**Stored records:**
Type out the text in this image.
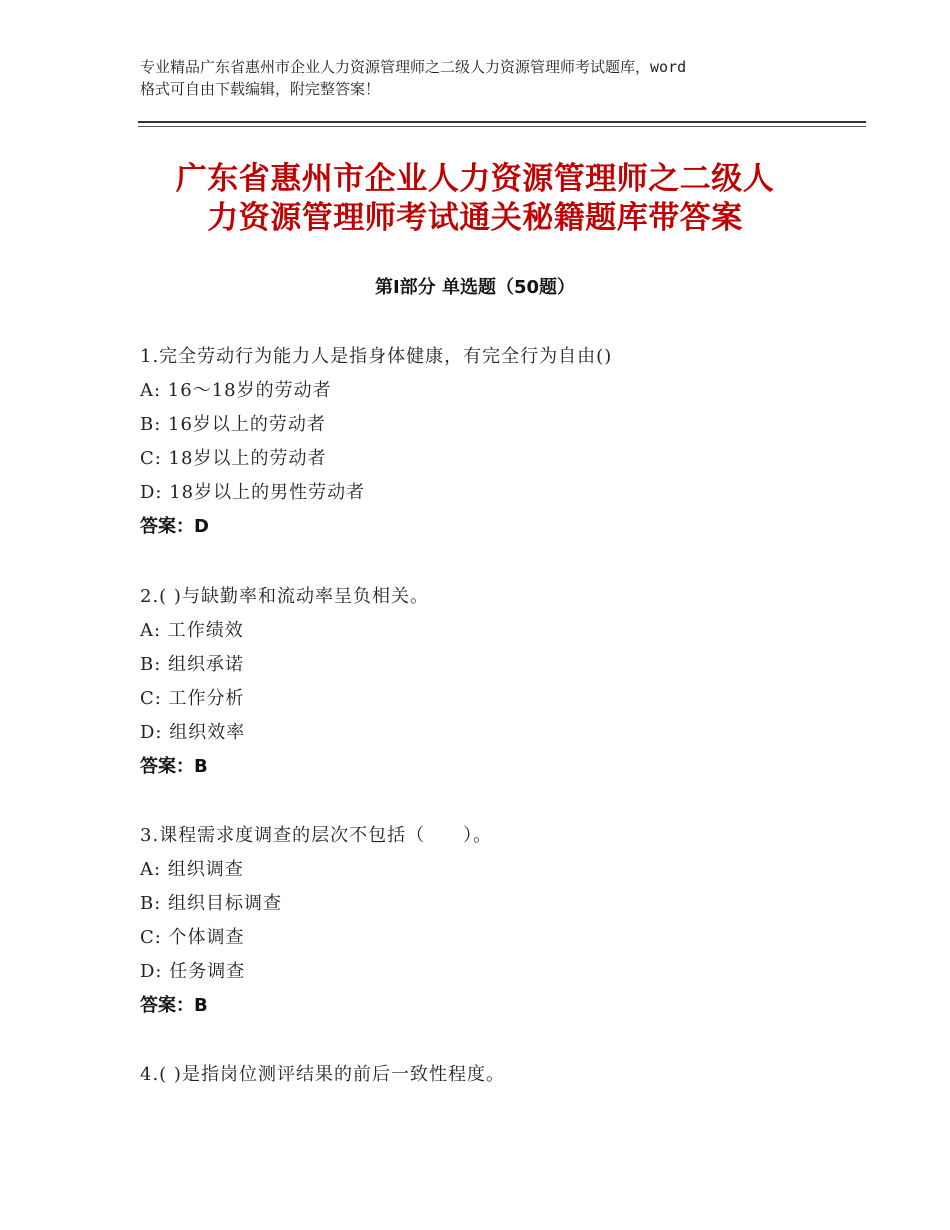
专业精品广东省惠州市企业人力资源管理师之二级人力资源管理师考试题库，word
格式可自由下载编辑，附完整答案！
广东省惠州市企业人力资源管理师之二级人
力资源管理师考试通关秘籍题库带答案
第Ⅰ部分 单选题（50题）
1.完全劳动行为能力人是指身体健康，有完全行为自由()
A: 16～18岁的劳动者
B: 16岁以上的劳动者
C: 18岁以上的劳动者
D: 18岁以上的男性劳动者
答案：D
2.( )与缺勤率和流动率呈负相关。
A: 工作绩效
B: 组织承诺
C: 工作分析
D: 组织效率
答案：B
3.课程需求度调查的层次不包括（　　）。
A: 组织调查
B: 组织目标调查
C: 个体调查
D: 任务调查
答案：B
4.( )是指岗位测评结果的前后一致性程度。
---
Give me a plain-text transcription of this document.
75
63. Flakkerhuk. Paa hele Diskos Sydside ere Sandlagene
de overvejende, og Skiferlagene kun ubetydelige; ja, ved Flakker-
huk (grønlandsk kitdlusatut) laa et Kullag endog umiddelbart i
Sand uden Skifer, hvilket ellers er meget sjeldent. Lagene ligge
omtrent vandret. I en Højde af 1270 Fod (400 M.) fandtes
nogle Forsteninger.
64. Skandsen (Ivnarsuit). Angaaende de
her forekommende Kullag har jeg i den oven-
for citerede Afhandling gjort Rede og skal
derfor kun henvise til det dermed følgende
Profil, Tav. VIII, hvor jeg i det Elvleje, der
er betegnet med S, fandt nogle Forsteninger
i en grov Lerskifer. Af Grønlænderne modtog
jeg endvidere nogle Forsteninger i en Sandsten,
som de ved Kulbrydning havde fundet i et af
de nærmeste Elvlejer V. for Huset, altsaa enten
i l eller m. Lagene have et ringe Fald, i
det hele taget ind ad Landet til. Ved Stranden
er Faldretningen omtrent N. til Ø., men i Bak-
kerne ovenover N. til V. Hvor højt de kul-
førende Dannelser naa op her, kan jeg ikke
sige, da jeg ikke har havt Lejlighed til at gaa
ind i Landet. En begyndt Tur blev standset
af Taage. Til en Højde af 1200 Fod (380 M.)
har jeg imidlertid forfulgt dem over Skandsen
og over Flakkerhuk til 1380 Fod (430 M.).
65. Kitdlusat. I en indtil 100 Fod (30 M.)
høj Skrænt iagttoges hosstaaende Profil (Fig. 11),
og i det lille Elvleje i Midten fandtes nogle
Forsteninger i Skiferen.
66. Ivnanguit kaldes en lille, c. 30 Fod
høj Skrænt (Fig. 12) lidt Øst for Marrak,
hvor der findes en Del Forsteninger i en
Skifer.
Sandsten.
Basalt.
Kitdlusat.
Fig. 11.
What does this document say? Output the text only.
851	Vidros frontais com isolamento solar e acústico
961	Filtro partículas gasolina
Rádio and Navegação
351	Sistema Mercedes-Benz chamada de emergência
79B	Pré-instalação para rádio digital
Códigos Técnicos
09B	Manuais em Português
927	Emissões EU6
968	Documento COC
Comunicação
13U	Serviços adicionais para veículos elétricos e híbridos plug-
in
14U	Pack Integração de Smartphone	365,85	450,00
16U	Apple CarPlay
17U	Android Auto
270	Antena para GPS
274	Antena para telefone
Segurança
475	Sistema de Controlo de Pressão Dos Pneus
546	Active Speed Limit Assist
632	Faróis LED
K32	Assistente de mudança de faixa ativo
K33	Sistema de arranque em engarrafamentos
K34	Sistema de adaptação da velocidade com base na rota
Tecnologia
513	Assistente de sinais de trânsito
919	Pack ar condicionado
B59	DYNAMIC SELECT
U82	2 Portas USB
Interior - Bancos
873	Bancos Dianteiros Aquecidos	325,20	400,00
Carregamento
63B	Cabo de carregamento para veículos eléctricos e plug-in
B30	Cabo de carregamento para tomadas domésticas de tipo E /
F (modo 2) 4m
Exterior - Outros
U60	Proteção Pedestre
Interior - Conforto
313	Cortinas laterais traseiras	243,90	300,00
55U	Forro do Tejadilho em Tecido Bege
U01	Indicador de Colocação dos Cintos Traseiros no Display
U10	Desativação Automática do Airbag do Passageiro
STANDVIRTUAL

**REQUIREMENTS:**
Filter the entries down to the lines containing "Flakkerhuk". Copy each of those lines.

**TASK RESULT:**
63. Flakkerhuk. Paa hele Diskos Sydside ere Sandlagene
og over Flakkerhuk til 1380 Fod (430 M.).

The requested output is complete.